Short exercise >>
Skip the pictures and quote all of the lines exactly.

Source material >>
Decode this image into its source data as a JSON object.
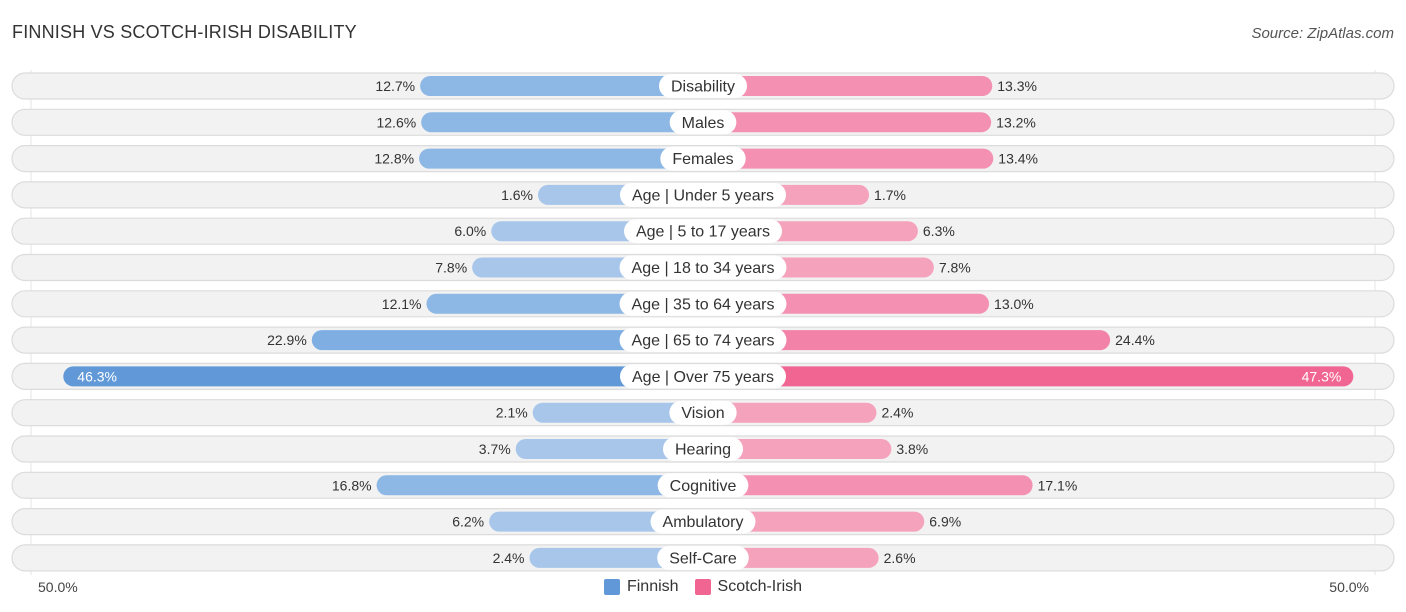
{
  "header": {
    "title": "FINNISH VS SCOTCH-IRISH DISABILITY",
    "source": "Source: ZipAtlas.com"
  },
  "colors": {
    "finnish": "#6199d8",
    "finnish_light": "#a7c6ea",
    "scotch_irish": "#f06592",
    "scotch_irish_light": "#f5a3bd",
    "row_bg": "#f2f2f2",
    "row_border": "#dcdcdc"
  },
  "axis": {
    "left_label": "50.0%",
    "right_label": "50.0%"
  },
  "legend": [
    {
      "name": "Finnish",
      "color": "#6199d8"
    },
    {
      "name": "Scotch-Irish",
      "color": "#f06592"
    }
  ],
  "chart_data": {
    "type": "bar",
    "orientation": "horizontal-diverging",
    "title": "FINNISH VS SCOTCH-IRISH DISABILITY",
    "xlabel": "",
    "ylabel": "",
    "xlim": [
      -50,
      50
    ],
    "legend_position": "bottom-center",
    "categories": [
      "Disability",
      "Males",
      "Females",
      "Age | Under 5 years",
      "Age | 5 to 17 years",
      "Age | 18 to 34 years",
      "Age | 35 to 64 years",
      "Age | 65 to 74 years",
      "Age | Over 75 years",
      "Vision",
      "Hearing",
      "Cognitive",
      "Ambulatory",
      "Self-Care"
    ],
    "series": [
      {
        "name": "Finnish",
        "side": "left",
        "values": [
          12.7,
          12.6,
          12.8,
          1.6,
          6.0,
          7.8,
          12.1,
          22.9,
          46.3,
          2.1,
          3.7,
          16.8,
          6.2,
          2.4
        ],
        "labels": [
          "12.7%",
          "12.6%",
          "12.8%",
          "1.6%",
          "6.0%",
          "7.8%",
          "12.1%",
          "22.9%",
          "46.3%",
          "2.1%",
          "3.7%",
          "16.8%",
          "6.2%",
          "2.4%"
        ]
      },
      {
        "name": "Scotch-Irish",
        "side": "right",
        "values": [
          13.3,
          13.2,
          13.4,
          1.7,
          6.3,
          7.8,
          13.0,
          24.4,
          47.3,
          2.4,
          3.8,
          17.1,
          6.9,
          2.6
        ],
        "labels": [
          "13.3%",
          "13.2%",
          "13.4%",
          "1.7%",
          "6.3%",
          "7.8%",
          "13.0%",
          "24.4%",
          "47.3%",
          "2.4%",
          "3.8%",
          "17.1%",
          "6.9%",
          "2.6%"
        ]
      }
    ]
  }
}
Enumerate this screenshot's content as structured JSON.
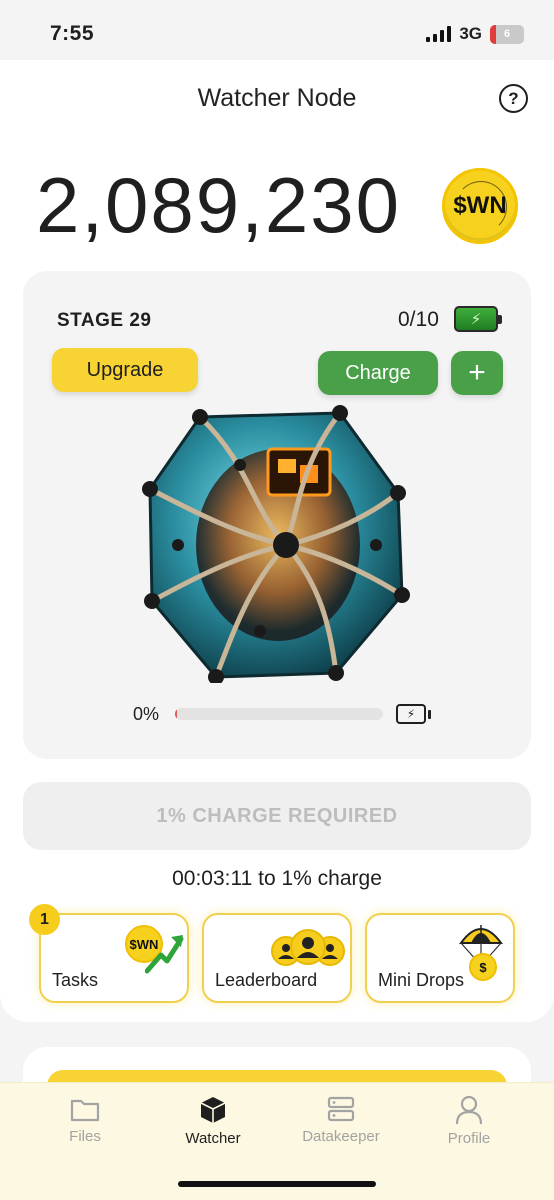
{
  "status_bar": {
    "time": "7:55",
    "network": "3G",
    "battery": "6"
  },
  "header": {
    "title": "Watcher Node",
    "help_icon": "?"
  },
  "balance": {
    "amount": "2,089,230",
    "token": "$WN"
  },
  "stage_card": {
    "stage_label": "STAGE 29",
    "charges": "0/10",
    "upgrade_label": "Upgrade",
    "charge_label": "Charge",
    "plus_label": "+",
    "progress_percent_text": "0%",
    "progress_value": 0.01
  },
  "charge_required_label": "1% CHARGE REQUIRED",
  "countdown": "00:03:11 to 1% charge",
  "tiles": [
    {
      "label": "Tasks",
      "badge": "1",
      "icon": "wn-coin-trend-icon",
      "coin_text": "$WN"
    },
    {
      "label": "Leaderboard",
      "icon": "leaderboard-people-icon"
    },
    {
      "label": "Mini Drops",
      "icon": "parachute-coin-icon",
      "coin_text": "$"
    }
  ],
  "tab_bar": [
    {
      "label": "Files",
      "icon": "folder-icon",
      "active": false
    },
    {
      "label": "Watcher",
      "icon": "cube-icon",
      "active": true
    },
    {
      "label": "Datakeeper",
      "icon": "server-icon",
      "active": false
    },
    {
      "label": "Profile",
      "icon": "person-icon",
      "active": false
    }
  ],
  "colors": {
    "accent_yellow": "#f7d334",
    "accent_green": "#4aa048",
    "card_bg": "#f4f4f4"
  }
}
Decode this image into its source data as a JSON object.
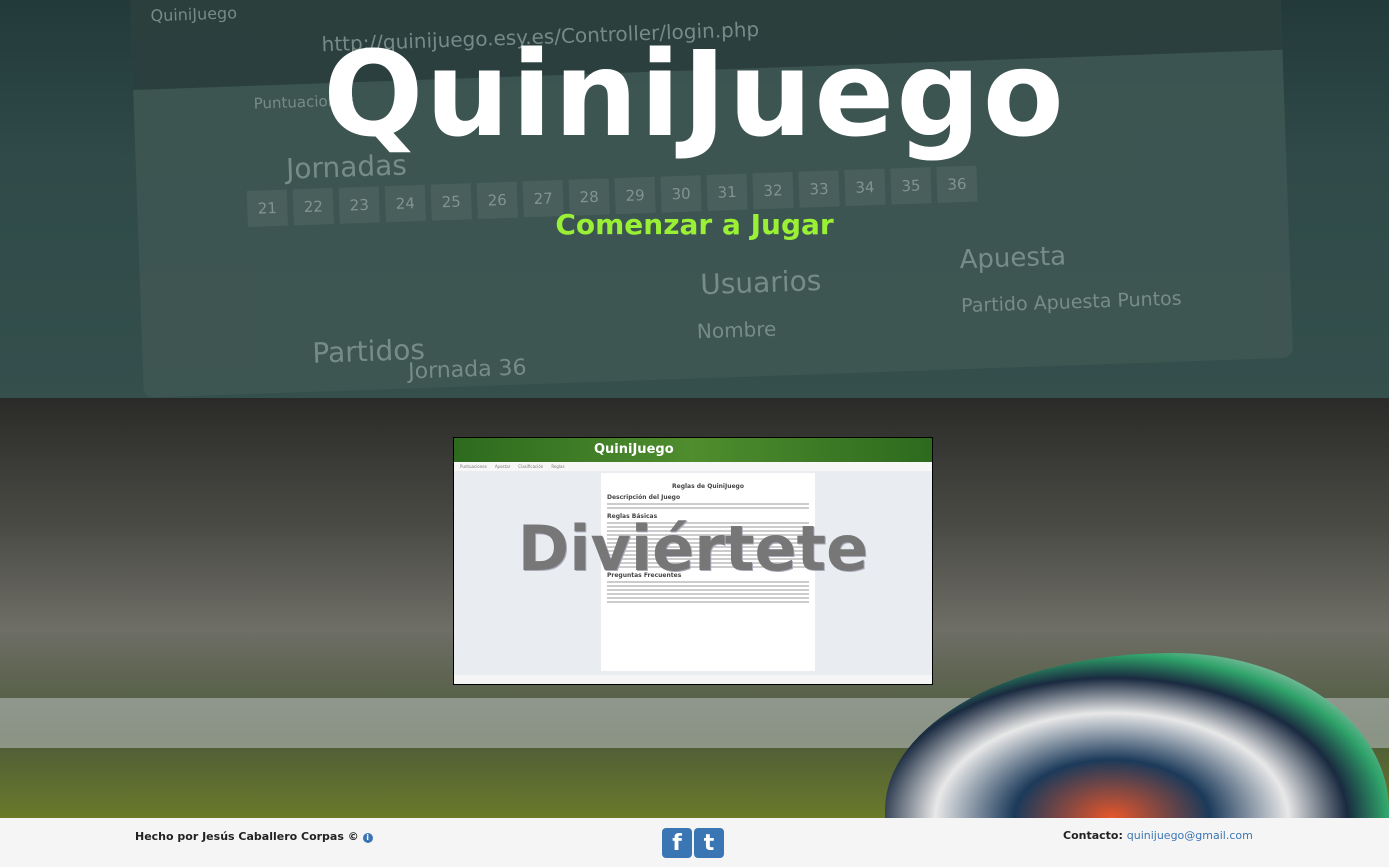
{
  "hero": {
    "title": "QuiniJuego",
    "start_label": "Comenzar a Jugar",
    "background": {
      "app_name": "QuiniJuego",
      "url": "http://quinijuego.esy.es/Controller/login.php",
      "tab": "Puntuaciones",
      "jornadas": "Jornadas",
      "numbers": [
        "21",
        "22",
        "23",
        "24",
        "25",
        "26",
        "27",
        "28",
        "29",
        "30",
        "31",
        "32",
        "33",
        "34",
        "35",
        "36"
      ],
      "usuarios": "Usuarios",
      "partidos": "Partidos",
      "apuesta": "Apuesta",
      "table_header": "Partido  Apuesta  Puntos",
      "nombre": "Nombre",
      "jornada": "Jornada 36"
    }
  },
  "preview": {
    "logo": "QuiniJuego",
    "tabs": [
      "Puntuaciones",
      "Apostar",
      "Clasificación",
      "Reglas"
    ],
    "heading": "Reglas de QuiniJuego",
    "sections": [
      "Descripción del Juego",
      "Reglas Básicas",
      "Preguntas Frecuentes"
    ],
    "overlay": "Diviértete"
  },
  "footer": {
    "credit": "Hecho por Jesús Caballero Corpas ©",
    "info_icon": "info-icon",
    "facebook": "f",
    "twitter": "t",
    "contact_label": "Contacto:",
    "email": "quinijuego@gmail.com",
    "link_color": "#3a76b4"
  },
  "colors": {
    "accent": "#9af035"
  }
}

Response for this exercise >>
Decode this image into its source data as a JSON object.
{
  "header": {
    "title": "FINNISH VS SCOTCH-IRISH DISABILITY",
    "source": "Source: ZipAtlas.com"
  },
  "colors": {
    "finnish": "#6199d8",
    "finnish_light": "#a7c6ea",
    "scotch_irish": "#f06592",
    "scotch_irish_light": "#f5a3bd",
    "row_bg": "#f2f2f2",
    "row_border": "#dcdcdc"
  },
  "axis": {
    "left_label": "50.0%",
    "right_label": "50.0%"
  },
  "legend": [
    {
      "name": "Finnish",
      "color": "#6199d8"
    },
    {
      "name": "Scotch-Irish",
      "color": "#f06592"
    }
  ],
  "chart_data": {
    "type": "bar",
    "orientation": "horizontal-diverging",
    "title": "FINNISH VS SCOTCH-IRISH DISABILITY",
    "xlabel": "",
    "ylabel": "",
    "xlim": [
      -50,
      50
    ],
    "legend_position": "bottom-center",
    "categories": [
      "Disability",
      "Males",
      "Females",
      "Age | Under 5 years",
      "Age | 5 to 17 years",
      "Age | 18 to 34 years",
      "Age | 35 to 64 years",
      "Age | 65 to 74 years",
      "Age | Over 75 years",
      "Vision",
      "Hearing",
      "Cognitive",
      "Ambulatory",
      "Self-Care"
    ],
    "series": [
      {
        "name": "Finnish",
        "side": "left",
        "values": [
          12.7,
          12.6,
          12.8,
          1.6,
          6.0,
          7.8,
          12.1,
          22.9,
          46.3,
          2.1,
          3.7,
          16.8,
          6.2,
          2.4
        ],
        "labels": [
          "12.7%",
          "12.6%",
          "12.8%",
          "1.6%",
          "6.0%",
          "7.8%",
          "12.1%",
          "22.9%",
          "46.3%",
          "2.1%",
          "3.7%",
          "16.8%",
          "6.2%",
          "2.4%"
        ]
      },
      {
        "name": "Scotch-Irish",
        "side": "right",
        "values": [
          13.3,
          13.2,
          13.4,
          1.7,
          6.3,
          7.8,
          13.0,
          24.4,
          47.3,
          2.4,
          3.8,
          17.1,
          6.9,
          2.6
        ],
        "labels": [
          "13.3%",
          "13.2%",
          "13.4%",
          "1.7%",
          "6.3%",
          "7.8%",
          "13.0%",
          "24.4%",
          "47.3%",
          "2.4%",
          "3.8%",
          "17.1%",
          "6.9%",
          "2.6%"
        ]
      }
    ]
  }
}
Enumerate this screenshot's content as structured JSON.
{
  "status_bar": {
    "time": "7:55",
    "network": "3G",
    "battery": "6"
  },
  "header": {
    "title": "Watcher Node",
    "help_icon": "?"
  },
  "balance": {
    "amount": "2,089,230",
    "token": "$WN"
  },
  "stage_card": {
    "stage_label": "STAGE 29",
    "charges": "0/10",
    "upgrade_label": "Upgrade",
    "charge_label": "Charge",
    "plus_label": "+",
    "progress_percent_text": "0%",
    "progress_value": 0.01
  },
  "charge_required_label": "1% CHARGE REQUIRED",
  "countdown": "00:03:11 to 1% charge",
  "tiles": [
    {
      "label": "Tasks",
      "badge": "1",
      "icon": "wn-coin-trend-icon",
      "coin_text": "$WN"
    },
    {
      "label": "Leaderboard",
      "icon": "leaderboard-people-icon"
    },
    {
      "label": "Mini Drops",
      "icon": "parachute-coin-icon",
      "coin_text": "$"
    }
  ],
  "tab_bar": [
    {
      "label": "Files",
      "icon": "folder-icon",
      "active": false
    },
    {
      "label": "Watcher",
      "icon": "cube-icon",
      "active": true
    },
    {
      "label": "Datakeeper",
      "icon": "server-icon",
      "active": false
    },
    {
      "label": "Profile",
      "icon": "person-icon",
      "active": false
    }
  ],
  "colors": {
    "accent_yellow": "#f7d334",
    "accent_green": "#4aa048",
    "card_bg": "#f4f4f4"
  }
}
Decode this image into its source data as a JSON object.
{
  "hero": {
    "title": "QuiniJuego",
    "start_label": "Comenzar a Jugar",
    "background": {
      "app_name": "QuiniJuego",
      "url": "http://quinijuego.esy.es/Controller/login.php",
      "tab": "Puntuaciones",
      "jornadas": "Jornadas",
      "numbers": [
        "21",
        "22",
        "23",
        "24",
        "25",
        "26",
        "27",
        "28",
        "29",
        "30",
        "31",
        "32",
        "33",
        "34",
        "35",
        "36"
      ],
      "usuarios": "Usuarios",
      "partidos": "Partidos",
      "apuesta": "Apuesta",
      "table_header": "Partido  Apuesta  Puntos",
      "nombre": "Nombre",
      "jornada": "Jornada 36"
    }
  },
  "preview": {
    "logo": "QuiniJuego",
    "tabs": [
      "Puntuaciones",
      "Apostar",
      "Clasificación",
      "Reglas"
    ],
    "heading": "Reglas de QuiniJuego",
    "sections": [
      "Descripción del Juego",
      "Reglas Básicas",
      "Preguntas Frecuentes"
    ],
    "overlay": "Diviértete"
  },
  "footer": {
    "credit": "Hecho por Jesús Caballero Corpas ©",
    "info_icon": "info-icon",
    "facebook": "f",
    "twitter": "t",
    "contact_label": "Contacto:",
    "email": "quinijuego@gmail.com",
    "link_color": "#3a76b4"
  },
  "colors": {
    "accent": "#9af035"
  }
}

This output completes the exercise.